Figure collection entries
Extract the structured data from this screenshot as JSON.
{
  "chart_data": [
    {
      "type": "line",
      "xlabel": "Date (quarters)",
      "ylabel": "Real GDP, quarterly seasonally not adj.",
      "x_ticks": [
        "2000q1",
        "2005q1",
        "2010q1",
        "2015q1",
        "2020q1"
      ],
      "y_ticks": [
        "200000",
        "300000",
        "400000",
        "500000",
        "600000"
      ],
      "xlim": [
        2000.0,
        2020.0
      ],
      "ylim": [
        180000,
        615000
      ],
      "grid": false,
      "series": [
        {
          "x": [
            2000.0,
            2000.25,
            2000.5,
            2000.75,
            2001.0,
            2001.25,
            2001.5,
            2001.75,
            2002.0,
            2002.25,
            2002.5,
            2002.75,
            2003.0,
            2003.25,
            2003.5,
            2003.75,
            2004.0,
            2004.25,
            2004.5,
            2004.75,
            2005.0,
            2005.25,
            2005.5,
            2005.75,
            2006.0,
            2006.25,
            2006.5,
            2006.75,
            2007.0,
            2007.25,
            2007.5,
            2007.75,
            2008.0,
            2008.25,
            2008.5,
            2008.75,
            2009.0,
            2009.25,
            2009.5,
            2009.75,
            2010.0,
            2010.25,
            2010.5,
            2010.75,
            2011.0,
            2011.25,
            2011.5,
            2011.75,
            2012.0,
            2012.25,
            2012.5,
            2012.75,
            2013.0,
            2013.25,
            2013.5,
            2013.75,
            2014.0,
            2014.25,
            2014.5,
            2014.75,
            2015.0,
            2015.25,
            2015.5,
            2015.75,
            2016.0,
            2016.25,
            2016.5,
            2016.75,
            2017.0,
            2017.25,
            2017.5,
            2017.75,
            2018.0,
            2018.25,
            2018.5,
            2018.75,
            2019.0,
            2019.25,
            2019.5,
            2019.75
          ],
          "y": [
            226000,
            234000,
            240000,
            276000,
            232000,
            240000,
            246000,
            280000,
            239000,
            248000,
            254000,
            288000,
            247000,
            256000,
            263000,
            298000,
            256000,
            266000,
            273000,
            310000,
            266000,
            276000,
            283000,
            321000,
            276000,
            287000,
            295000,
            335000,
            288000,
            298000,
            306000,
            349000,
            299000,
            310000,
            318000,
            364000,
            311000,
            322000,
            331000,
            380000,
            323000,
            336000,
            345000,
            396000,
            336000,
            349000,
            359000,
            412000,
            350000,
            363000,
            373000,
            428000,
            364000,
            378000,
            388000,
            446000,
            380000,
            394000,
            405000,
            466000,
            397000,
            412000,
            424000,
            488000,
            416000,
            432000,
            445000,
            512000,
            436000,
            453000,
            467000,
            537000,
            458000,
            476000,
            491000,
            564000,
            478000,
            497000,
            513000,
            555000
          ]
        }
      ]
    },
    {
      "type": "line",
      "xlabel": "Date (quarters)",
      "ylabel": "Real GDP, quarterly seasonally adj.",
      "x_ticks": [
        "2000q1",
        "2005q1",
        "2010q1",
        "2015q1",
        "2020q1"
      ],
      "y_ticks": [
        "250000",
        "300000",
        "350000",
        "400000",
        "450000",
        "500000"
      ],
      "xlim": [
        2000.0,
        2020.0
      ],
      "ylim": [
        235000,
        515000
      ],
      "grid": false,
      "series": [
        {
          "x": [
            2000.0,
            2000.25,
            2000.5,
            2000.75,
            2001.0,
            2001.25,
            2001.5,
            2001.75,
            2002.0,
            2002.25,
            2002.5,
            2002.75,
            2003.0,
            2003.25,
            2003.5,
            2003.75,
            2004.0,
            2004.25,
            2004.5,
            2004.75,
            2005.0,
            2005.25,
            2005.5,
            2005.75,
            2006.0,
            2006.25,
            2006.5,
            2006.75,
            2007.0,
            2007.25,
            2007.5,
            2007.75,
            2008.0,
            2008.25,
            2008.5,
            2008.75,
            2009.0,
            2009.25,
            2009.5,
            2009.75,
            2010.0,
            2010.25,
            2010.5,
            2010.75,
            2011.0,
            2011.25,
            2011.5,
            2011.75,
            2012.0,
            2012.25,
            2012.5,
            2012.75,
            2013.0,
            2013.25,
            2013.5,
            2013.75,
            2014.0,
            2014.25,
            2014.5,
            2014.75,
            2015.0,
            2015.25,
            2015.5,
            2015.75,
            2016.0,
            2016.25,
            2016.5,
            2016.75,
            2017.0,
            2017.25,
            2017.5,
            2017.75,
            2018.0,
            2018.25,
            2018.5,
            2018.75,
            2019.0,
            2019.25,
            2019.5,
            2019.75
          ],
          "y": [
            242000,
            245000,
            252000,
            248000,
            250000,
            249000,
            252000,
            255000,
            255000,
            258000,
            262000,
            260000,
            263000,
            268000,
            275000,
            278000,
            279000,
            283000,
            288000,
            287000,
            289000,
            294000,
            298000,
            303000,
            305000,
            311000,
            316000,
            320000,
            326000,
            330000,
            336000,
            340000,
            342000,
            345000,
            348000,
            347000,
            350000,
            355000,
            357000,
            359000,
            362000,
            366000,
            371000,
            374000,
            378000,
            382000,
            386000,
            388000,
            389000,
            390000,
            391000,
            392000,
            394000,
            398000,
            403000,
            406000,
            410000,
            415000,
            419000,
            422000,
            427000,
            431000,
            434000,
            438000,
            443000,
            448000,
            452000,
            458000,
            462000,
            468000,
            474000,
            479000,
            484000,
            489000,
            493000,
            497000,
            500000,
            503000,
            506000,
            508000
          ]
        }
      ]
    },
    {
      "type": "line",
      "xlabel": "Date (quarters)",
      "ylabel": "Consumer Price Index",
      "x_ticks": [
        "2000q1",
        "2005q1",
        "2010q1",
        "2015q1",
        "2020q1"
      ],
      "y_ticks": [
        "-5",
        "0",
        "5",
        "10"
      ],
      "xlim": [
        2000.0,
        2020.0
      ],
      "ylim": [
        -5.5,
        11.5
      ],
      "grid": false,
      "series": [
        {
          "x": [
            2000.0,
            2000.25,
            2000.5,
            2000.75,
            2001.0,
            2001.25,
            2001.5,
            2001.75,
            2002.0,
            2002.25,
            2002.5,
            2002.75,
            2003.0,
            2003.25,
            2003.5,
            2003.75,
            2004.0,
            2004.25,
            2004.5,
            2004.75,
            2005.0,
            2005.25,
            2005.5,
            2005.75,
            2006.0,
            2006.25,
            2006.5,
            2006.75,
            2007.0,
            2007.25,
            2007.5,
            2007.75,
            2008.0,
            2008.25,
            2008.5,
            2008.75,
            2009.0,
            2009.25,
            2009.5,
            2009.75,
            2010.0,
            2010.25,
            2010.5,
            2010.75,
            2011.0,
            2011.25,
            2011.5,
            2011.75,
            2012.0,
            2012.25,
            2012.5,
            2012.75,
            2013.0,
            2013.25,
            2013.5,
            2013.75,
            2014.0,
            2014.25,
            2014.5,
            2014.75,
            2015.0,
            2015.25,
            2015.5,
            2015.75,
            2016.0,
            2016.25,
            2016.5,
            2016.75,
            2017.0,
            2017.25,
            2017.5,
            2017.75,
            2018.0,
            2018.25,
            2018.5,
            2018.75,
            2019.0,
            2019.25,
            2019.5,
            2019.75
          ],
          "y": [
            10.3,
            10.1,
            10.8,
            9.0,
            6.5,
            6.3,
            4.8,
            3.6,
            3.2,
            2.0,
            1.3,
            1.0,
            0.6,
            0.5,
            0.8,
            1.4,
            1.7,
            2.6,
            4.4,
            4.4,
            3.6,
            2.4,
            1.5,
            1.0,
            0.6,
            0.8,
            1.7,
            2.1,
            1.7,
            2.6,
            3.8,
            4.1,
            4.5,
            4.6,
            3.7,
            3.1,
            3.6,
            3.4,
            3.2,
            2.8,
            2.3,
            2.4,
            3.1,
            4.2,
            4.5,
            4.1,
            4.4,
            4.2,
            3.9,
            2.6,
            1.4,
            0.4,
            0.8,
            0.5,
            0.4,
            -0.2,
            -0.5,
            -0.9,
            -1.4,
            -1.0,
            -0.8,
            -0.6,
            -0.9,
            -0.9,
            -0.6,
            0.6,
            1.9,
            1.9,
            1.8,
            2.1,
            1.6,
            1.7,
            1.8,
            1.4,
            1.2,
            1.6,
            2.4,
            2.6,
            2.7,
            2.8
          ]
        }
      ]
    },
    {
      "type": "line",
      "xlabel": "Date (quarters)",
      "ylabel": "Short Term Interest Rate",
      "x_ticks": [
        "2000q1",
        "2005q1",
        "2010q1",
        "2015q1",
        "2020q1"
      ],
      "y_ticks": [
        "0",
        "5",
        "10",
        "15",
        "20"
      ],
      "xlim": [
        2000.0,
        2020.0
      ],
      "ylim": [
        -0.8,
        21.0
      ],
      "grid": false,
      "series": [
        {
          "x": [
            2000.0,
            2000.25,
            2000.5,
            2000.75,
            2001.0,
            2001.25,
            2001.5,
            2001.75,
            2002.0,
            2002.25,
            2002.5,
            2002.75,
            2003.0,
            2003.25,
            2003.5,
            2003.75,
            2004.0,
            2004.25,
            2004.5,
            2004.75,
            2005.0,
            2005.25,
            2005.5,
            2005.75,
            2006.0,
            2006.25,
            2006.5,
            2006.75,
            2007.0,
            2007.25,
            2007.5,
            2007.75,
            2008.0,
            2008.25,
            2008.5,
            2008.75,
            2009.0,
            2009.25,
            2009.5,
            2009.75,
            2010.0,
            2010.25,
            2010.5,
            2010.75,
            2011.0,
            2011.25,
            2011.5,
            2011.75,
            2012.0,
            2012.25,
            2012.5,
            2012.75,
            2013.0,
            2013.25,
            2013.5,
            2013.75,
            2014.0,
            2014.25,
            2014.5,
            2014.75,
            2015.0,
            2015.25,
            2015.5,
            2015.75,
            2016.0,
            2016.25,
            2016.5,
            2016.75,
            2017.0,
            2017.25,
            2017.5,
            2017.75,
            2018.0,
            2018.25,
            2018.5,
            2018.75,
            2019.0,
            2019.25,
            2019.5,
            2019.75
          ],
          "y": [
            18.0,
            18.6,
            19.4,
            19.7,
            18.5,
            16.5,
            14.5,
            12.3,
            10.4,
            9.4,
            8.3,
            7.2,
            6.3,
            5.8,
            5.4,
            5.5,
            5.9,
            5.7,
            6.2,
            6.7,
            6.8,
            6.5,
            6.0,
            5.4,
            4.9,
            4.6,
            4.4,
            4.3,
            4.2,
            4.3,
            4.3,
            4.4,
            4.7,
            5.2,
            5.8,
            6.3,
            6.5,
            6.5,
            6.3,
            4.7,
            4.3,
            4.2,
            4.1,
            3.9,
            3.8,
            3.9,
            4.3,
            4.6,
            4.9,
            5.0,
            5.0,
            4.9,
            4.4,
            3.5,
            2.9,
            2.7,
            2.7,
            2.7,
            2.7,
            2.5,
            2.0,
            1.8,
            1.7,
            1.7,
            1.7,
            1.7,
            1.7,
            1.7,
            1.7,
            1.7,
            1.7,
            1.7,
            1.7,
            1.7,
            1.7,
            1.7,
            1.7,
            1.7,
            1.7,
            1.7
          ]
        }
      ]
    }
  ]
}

Directions for this task: Pull out each line containing the word "quarterly" and copy it.

Written response:
      "ylabel": "Real GDP, quarterly seasonally not adj.",
      "ylabel": "Real GDP, quarterly seasonally adj.",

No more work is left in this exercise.